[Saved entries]
* Begin *

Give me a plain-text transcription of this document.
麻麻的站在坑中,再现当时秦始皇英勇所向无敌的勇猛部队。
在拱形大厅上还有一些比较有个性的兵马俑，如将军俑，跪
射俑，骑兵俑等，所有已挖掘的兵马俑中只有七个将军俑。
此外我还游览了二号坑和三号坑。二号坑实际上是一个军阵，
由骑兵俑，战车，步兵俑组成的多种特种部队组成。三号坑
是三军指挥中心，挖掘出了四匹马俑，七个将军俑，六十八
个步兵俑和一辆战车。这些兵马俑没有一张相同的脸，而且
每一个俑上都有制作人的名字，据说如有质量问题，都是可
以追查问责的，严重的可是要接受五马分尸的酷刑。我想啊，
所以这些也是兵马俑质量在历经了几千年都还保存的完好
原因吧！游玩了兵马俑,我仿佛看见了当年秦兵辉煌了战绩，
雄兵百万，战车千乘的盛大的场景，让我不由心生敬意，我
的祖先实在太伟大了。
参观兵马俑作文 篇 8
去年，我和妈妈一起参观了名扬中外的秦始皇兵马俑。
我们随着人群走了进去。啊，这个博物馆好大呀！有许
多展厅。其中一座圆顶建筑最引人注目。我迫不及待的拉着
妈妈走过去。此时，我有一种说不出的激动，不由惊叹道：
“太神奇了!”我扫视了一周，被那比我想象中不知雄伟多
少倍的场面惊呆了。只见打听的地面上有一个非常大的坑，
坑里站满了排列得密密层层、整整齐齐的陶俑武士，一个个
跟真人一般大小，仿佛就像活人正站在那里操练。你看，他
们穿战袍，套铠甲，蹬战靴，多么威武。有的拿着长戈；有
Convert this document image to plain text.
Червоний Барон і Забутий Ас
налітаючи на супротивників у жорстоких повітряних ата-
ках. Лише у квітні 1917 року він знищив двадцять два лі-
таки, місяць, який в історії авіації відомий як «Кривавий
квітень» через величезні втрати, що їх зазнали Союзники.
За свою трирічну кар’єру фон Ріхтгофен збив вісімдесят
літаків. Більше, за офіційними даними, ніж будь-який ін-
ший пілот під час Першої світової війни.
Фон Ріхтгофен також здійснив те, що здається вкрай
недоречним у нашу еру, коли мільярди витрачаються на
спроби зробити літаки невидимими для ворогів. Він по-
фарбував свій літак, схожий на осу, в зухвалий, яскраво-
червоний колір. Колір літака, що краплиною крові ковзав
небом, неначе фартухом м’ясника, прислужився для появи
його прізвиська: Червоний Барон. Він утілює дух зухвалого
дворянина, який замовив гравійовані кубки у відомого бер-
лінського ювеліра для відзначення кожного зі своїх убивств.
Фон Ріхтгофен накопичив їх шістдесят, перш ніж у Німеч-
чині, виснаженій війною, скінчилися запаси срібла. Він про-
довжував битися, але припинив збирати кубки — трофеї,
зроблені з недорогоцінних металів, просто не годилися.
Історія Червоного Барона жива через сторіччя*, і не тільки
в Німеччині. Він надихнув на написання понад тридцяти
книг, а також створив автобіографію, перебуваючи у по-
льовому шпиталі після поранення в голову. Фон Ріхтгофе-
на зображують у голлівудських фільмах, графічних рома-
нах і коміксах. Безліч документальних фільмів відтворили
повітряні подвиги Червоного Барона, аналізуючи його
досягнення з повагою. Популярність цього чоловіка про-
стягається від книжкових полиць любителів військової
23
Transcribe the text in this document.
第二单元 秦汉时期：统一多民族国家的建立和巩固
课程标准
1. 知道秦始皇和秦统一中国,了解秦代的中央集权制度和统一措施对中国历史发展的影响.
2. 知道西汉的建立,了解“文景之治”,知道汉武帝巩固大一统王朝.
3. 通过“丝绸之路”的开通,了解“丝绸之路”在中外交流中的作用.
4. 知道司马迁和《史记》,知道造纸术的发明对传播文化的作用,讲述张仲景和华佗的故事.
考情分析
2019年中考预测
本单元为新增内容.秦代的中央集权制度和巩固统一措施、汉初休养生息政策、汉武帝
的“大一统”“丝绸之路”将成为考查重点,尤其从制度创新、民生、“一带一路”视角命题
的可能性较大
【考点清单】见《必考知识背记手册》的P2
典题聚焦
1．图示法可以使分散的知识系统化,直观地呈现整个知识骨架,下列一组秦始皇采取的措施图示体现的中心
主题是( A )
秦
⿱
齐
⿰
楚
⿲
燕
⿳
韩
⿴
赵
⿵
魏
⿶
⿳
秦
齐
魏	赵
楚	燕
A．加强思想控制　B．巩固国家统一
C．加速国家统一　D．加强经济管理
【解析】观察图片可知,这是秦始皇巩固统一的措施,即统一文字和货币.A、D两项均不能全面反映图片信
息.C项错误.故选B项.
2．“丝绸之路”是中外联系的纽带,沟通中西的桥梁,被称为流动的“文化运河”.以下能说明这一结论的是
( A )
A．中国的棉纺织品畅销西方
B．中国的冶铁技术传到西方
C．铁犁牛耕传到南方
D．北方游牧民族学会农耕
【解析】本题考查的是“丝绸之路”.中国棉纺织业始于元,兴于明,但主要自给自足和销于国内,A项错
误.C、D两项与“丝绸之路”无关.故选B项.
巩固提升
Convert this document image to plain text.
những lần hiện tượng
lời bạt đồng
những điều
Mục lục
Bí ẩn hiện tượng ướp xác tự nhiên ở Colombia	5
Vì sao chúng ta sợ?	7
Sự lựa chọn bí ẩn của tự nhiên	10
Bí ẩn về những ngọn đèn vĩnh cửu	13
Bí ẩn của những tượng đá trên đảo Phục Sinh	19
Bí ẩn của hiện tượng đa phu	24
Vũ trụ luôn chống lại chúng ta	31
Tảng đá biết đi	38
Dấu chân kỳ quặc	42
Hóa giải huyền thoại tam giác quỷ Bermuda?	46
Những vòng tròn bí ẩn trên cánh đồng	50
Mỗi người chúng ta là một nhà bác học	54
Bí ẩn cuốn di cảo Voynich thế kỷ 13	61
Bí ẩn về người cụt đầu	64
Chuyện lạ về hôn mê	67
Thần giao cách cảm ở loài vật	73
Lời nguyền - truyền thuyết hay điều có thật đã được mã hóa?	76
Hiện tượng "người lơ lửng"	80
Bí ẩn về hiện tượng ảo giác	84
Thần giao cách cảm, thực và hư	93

* End *

Copy every line of the material, please, keeping it exactly the same.

Give me a plain-text transcription of this document.
麻麻的站在坑中,再现当时秦始皇英勇所向无敌的勇猛部队。
在拱形大厅上还有一些比较有个性的兵马俑，如将军俑，跪
射俑，骑兵俑等，所有已挖掘的兵马俑中只有七个将军俑。
此外我还游览了二号坑和三号坑。二号坑实际上是一个军阵，
由骑兵俑，战车，步兵俑组成的多种特种部队组成。三号坑
是三军指挥中心，挖掘出了四匹马俑，七个将军俑，六十八
个步兵俑和一辆战车。这些兵马俑没有一张相同的脸，而且
每一个俑上都有制作人的名字，据说如有质量问题，都是可
以追查问责的，严重的可是要接受五马分尸的酷刑。我想啊，
所以这些也是兵马俑质量在历经了几千年都还保存的完好
原因吧！游玩了兵马俑,我仿佛看见了当年秦兵辉煌了战绩，
雄兵百万，战车千乘的盛大的场景，让我不由心生敬意，我
的祖先实在太伟大了。
参观兵马俑作文 篇 8
去年，我和妈妈一起参观了名扬中外的秦始皇兵马俑。
我们随着人群走了进去。啊，这个博物馆好大呀！有许
多展厅。其中一座圆顶建筑最引人注目。我迫不及待的拉着
妈妈走过去。此时，我有一种说不出的激动，不由惊叹道：
“太神奇了!”我扫视了一周，被那比我想象中不知雄伟多
少倍的场面惊呆了。只见打听的地面上有一个非常大的坑，
坑里站满了排列得密密层层、整整齐齐的陶俑武士，一个个
跟真人一般大小，仿佛就像活人正站在那里操练。你看，他
们穿战袍，套铠甲，蹬战靴，多么威武。有的拿着长戈；有
Convert this document image to plain text.
Червоний Барон і Забутий Ас
налітаючи на супротивників у жорстоких повітряних ата-
ках. Лише у квітні 1917 року він знищив двадцять два лі-
таки, місяць, який в історії авіації відомий як «Кривавий
квітень» через величезні втрати, що їх зазнали Союзники.
За свою трирічну кар’єру фон Ріхтгофен збив вісімдесят
літаків. Більше, за офіційними даними, ніж будь-який ін-
ший пілот під час Першої світової війни.
Фон Ріхтгофен також здійснив те, що здається вкрай
недоречним у нашу еру, коли мільярди витрачаються на
спроби зробити літаки невидимими для ворогів. Він по-
фарбував свій літак, схожий на осу, в зухвалий, яскраво-
червоний колір. Колір літака, що краплиною крові ковзав
небом, неначе фартухом м’ясника, прислужився для появи
його прізвиська: Червоний Барон. Він утілює дух зухвалого
дворянина, який замовив гравійовані кубки у відомого бер-
лінського ювеліра для відзначення кожного зі своїх убивств.
Фон Ріхтгофен накопичив їх шістдесят, перш ніж у Німеч-
чині, виснаженій війною, скінчилися запаси срібла. Він про-
довжував битися, але припинив збирати кубки — трофеї,
зроблені з недорогоцінних металів, просто не годилися.
Історія Червоного Барона жива через сторіччя*, і не тільки
в Німеччині. Він надихнув на написання понад тридцяти
книг, а також створив автобіографію, перебуваючи у по-
льовому шпиталі після поранення в голову. Фон Ріхтгофе-
на зображують у голлівудських фільмах, графічних рома-
нах і коміксах. Безліч документальних фільмів відтворили
повітряні подвиги Червоного Барона, аналізуючи його
досягнення з повагою. Популярність цього чоловіка про-
стягається від книжкових полиць любителів військової
23
Transcribe the text in this document.
第二单元 秦汉时期：统一多民族国家的建立和巩固
课程标准
1. 知道秦始皇和秦统一中国,了解秦代的中央集权制度和统一措施对中国历史发展的影响.
2. 知道西汉的建立,了解“文景之治”,知道汉武帝巩固大一统王朝.
3. 通过“丝绸之路”的开通,了解“丝绸之路”在中外交流中的作用.
4. 知道司马迁和《史记》,知道造纸术的发明对传播文化的作用,讲述张仲景和华佗的故事.
考情分析
2019年中考预测
本单元为新增内容.秦代的中央集权制度和巩固统一措施、汉初休养生息政策、汉武帝
的“大一统”“丝绸之路”将成为考查重点,尤其从制度创新、民生、“一带一路”视角命题
的可能性较大
【考点清单】见《必考知识背记手册》的P2
典题聚焦
1．图示法可以使分散的知识系统化,直观地呈现整个知识骨架,下列一组秦始皇采取的措施图示体现的中心
主题是( A )
秦
⿱
齐
⿰
楚
⿲
燕
⿳
韩
⿴
赵
⿵
魏
⿶
⿳
秦
齐
魏	赵
楚	燕
A．加强思想控制　B．巩固国家统一
C．加速国家统一　D．加强经济管理
【解析】观察图片可知,这是秦始皇巩固统一的措施,即统一文字和货币.A、D两项均不能全面反映图片信
息.C项错误.故选B项.
2．“丝绸之路”是中外联系的纽带,沟通中西的桥梁,被称为流动的“文化运河”.以下能说明这一结论的是
( A )
A．中国的棉纺织品畅销西方
B．中国的冶铁技术传到西方
C．铁犁牛耕传到南方
D．北方游牧民族学会农耕
【解析】本题考查的是“丝绸之路”.中国棉纺织业始于元,兴于明,但主要自给自足和销于国内,A项错
误.C、D两项与“丝绸之路”无关.故选B项.
巩固提升
Convert this document image to plain text.
những lần hiện tượng
lời bạt đồng
những điều
Mục lục
Bí ẩn hiện tượng ướp xác tự nhiên ở Colombia	5
Vì sao chúng ta sợ?	7
Sự lựa chọn bí ẩn của tự nhiên	10
Bí ẩn về những ngọn đèn vĩnh cửu	13
Bí ẩn của những tượng đá trên đảo Phục Sinh	19
Bí ẩn của hiện tượng đa phu	24
Vũ trụ luôn chống lại chúng ta	31
Tảng đá biết đi	38
Dấu chân kỳ quặc	42
Hóa giải huyền thoại tam giác quỷ Bermuda?	46
Những vòng tròn bí ẩn trên cánh đồng	50
Mỗi người chúng ta là một nhà bác học	54
Bí ẩn cuốn di cảo Voynich thế kỷ 13	61
Bí ẩn về người cụt đầu	64
Chuyện lạ về hôn mê	67
Thần giao cách cảm ở loài vật	73
Lời nguyền - truyền thuyết hay điều có thật đã được mã hóa?	76
Hiện tượng "người lơ lửng"	80
Bí ẩn về hiện tượng ảo giác	84
Thần giao cách cảm, thực và hư	93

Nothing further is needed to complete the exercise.